§ GIVEN DATA:

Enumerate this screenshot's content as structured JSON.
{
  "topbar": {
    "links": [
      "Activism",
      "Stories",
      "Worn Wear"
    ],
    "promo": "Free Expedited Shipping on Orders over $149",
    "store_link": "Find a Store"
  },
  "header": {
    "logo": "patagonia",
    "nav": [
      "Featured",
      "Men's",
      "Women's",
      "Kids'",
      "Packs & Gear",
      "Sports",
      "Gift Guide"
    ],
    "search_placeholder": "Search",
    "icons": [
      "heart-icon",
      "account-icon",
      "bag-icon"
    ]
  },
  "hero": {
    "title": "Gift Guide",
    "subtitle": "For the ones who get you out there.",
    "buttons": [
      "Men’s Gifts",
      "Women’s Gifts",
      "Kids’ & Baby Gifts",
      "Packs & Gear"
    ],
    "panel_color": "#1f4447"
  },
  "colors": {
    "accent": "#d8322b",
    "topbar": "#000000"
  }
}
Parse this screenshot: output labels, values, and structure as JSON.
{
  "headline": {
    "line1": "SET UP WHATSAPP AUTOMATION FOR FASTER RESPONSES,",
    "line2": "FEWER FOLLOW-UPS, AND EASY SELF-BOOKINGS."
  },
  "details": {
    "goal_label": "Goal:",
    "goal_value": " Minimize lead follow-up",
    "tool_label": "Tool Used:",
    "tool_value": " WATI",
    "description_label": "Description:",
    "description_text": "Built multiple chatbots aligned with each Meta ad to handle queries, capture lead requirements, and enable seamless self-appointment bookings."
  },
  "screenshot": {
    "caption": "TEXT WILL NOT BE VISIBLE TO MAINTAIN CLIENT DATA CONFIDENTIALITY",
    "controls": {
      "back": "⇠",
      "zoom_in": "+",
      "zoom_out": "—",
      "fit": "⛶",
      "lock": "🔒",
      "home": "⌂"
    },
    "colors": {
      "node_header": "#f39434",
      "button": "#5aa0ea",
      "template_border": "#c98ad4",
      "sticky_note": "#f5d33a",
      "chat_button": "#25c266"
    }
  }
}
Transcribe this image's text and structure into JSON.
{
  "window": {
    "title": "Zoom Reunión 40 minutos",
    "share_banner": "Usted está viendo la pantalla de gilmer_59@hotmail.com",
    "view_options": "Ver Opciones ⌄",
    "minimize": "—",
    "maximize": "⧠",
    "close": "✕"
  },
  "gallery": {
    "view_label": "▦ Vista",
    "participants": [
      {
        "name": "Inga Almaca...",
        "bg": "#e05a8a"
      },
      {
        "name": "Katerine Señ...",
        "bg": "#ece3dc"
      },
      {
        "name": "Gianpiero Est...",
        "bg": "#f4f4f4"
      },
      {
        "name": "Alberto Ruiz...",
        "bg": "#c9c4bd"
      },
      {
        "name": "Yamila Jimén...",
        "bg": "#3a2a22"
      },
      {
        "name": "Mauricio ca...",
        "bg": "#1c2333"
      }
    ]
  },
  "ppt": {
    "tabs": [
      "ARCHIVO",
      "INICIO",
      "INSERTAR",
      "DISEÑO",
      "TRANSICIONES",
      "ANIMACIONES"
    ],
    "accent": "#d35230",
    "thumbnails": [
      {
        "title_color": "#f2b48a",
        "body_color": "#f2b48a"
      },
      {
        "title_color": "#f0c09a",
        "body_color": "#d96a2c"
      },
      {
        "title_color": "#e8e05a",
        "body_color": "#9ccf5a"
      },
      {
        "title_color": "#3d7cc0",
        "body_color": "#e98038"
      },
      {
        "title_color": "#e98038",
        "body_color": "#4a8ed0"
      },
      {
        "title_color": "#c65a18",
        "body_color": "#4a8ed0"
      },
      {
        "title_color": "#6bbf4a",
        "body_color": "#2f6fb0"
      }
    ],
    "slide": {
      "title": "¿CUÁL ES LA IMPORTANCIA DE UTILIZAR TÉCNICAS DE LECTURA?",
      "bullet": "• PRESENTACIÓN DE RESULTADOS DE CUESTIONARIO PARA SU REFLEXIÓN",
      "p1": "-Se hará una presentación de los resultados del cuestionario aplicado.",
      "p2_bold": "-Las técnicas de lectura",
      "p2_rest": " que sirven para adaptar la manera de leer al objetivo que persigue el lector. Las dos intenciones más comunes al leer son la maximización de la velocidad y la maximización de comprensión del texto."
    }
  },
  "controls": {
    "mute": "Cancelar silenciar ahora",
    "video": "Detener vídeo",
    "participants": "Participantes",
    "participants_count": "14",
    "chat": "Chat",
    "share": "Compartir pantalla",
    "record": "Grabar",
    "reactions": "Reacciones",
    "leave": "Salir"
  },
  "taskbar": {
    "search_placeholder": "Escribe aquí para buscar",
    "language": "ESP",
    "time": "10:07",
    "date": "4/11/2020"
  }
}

§ DIRECTIVE:
Exactly as they are written, print the entries again.

§ CORRECT ANSWER:
Enumerate this screenshot's content as structured JSON.
{
  "topbar": {
    "links": [
      "Activism",
      "Stories",
      "Worn Wear"
    ],
    "promo": "Free Expedited Shipping on Orders over $149",
    "store_link": "Find a Store"
  },
  "header": {
    "logo": "patagonia",
    "nav": [
      "Featured",
      "Men's",
      "Women's",
      "Kids'",
      "Packs & Gear",
      "Sports",
      "Gift Guide"
    ],
    "search_placeholder": "Search",
    "icons": [
      "heart-icon",
      "account-icon",
      "bag-icon"
    ]
  },
  "hero": {
    "title": "Gift Guide",
    "subtitle": "For the ones who get you out there.",
    "buttons": [
      "Men’s Gifts",
      "Women’s Gifts",
      "Kids’ & Baby Gifts",
      "Packs & Gear"
    ],
    "panel_color": "#1f4447"
  },
  "colors": {
    "accent": "#d8322b",
    "topbar": "#000000"
  }
}
Parse this screenshot: output labels, values, and structure as JSON.
{
  "headline": {
    "line1": "SET UP WHATSAPP AUTOMATION FOR FASTER RESPONSES,",
    "line2": "FEWER FOLLOW-UPS, AND EASY SELF-BOOKINGS."
  },
  "details": {
    "goal_label": "Goal:",
    "goal_value": " Minimize lead follow-up",
    "tool_label": "Tool Used:",
    "tool_value": " WATI",
    "description_label": "Description:",
    "description_text": "Built multiple chatbots aligned with each Meta ad to handle queries, capture lead requirements, and enable seamless self-appointment bookings."
  },
  "screenshot": {
    "caption": "TEXT WILL NOT BE VISIBLE TO MAINTAIN CLIENT DATA CONFIDENTIALITY",
    "controls": {
      "back": "⇠",
      "zoom_in": "+",
      "zoom_out": "—",
      "fit": "⛶",
      "lock": "🔒",
      "home": "⌂"
    },
    "colors": {
      "node_header": "#f39434",
      "button": "#5aa0ea",
      "template_border": "#c98ad4",
      "sticky_note": "#f5d33a",
      "chat_button": "#25c266"
    }
  }
}
Transcribe this image's text and structure into JSON.
{
  "window": {
    "title": "Zoom Reunión 40 minutos",
    "share_banner": "Usted está viendo la pantalla de gilmer_59@hotmail.com",
    "view_options": "Ver Opciones ⌄",
    "minimize": "—",
    "maximize": "⧠",
    "close": "✕"
  },
  "gallery": {
    "view_label": "▦ Vista",
    "participants": [
      {
        "name": "Inga Almaca...",
        "bg": "#e05a8a"
      },
      {
        "name": "Katerine Señ...",
        "bg": "#ece3dc"
      },
      {
        "name": "Gianpiero Est...",
        "bg": "#f4f4f4"
      },
      {
        "name": "Alberto Ruiz...",
        "bg": "#c9c4bd"
      },
      {
        "name": "Yamila Jimén...",
        "bg": "#3a2a22"
      },
      {
        "name": "Mauricio ca...",
        "bg": "#1c2333"
      }
    ]
  },
  "ppt": {
    "tabs": [
      "ARCHIVO",
      "INICIO",
      "INSERTAR",
      "DISEÑO",
      "TRANSICIONES",
      "ANIMACIONES"
    ],
    "accent": "#d35230",
    "thumbnails": [
      {
        "title_color": "#f2b48a",
        "body_color": "#f2b48a"
      },
      {
        "title_color": "#f0c09a",
        "body_color": "#d96a2c"
      },
      {
        "title_color": "#e8e05a",
        "body_color": "#9ccf5a"
      },
      {
        "title_color": "#3d7cc0",
        "body_color": "#e98038"
      },
      {
        "title_color": "#e98038",
        "body_color": "#4a8ed0"
      },
      {
        "title_color": "#c65a18",
        "body_color": "#4a8ed0"
      },
      {
        "title_color": "#6bbf4a",
        "body_color": "#2f6fb0"
      }
    ],
    "slide": {
      "title": "¿CUÁL ES LA IMPORTANCIA DE UTILIZAR TÉCNICAS DE LECTURA?",
      "bullet": "• PRESENTACIÓN DE RESULTADOS DE CUESTIONARIO PARA SU REFLEXIÓN",
      "p1": "-Se hará una presentación de los resultados del cuestionario aplicado.",
      "p2_bold": "-Las técnicas de lectura",
      "p2_rest": " que sirven para adaptar la manera de leer al objetivo que persigue el lector. Las dos intenciones más comunes al leer son la maximización de la velocidad y la maximización de comprensión del texto."
    }
  },
  "controls": {
    "mute": "Cancelar silenciar ahora",
    "video": "Detener vídeo",
    "participants": "Participantes",
    "participants_count": "14",
    "chat": "Chat",
    "share": "Compartir pantalla",
    "record": "Grabar",
    "reactions": "Reacciones",
    "leave": "Salir"
  },
  "taskbar": {
    "search_placeholder": "Escribe aquí para buscar",
    "language": "ESP",
    "time": "10:07",
    "date": "4/11/2020"
  }
}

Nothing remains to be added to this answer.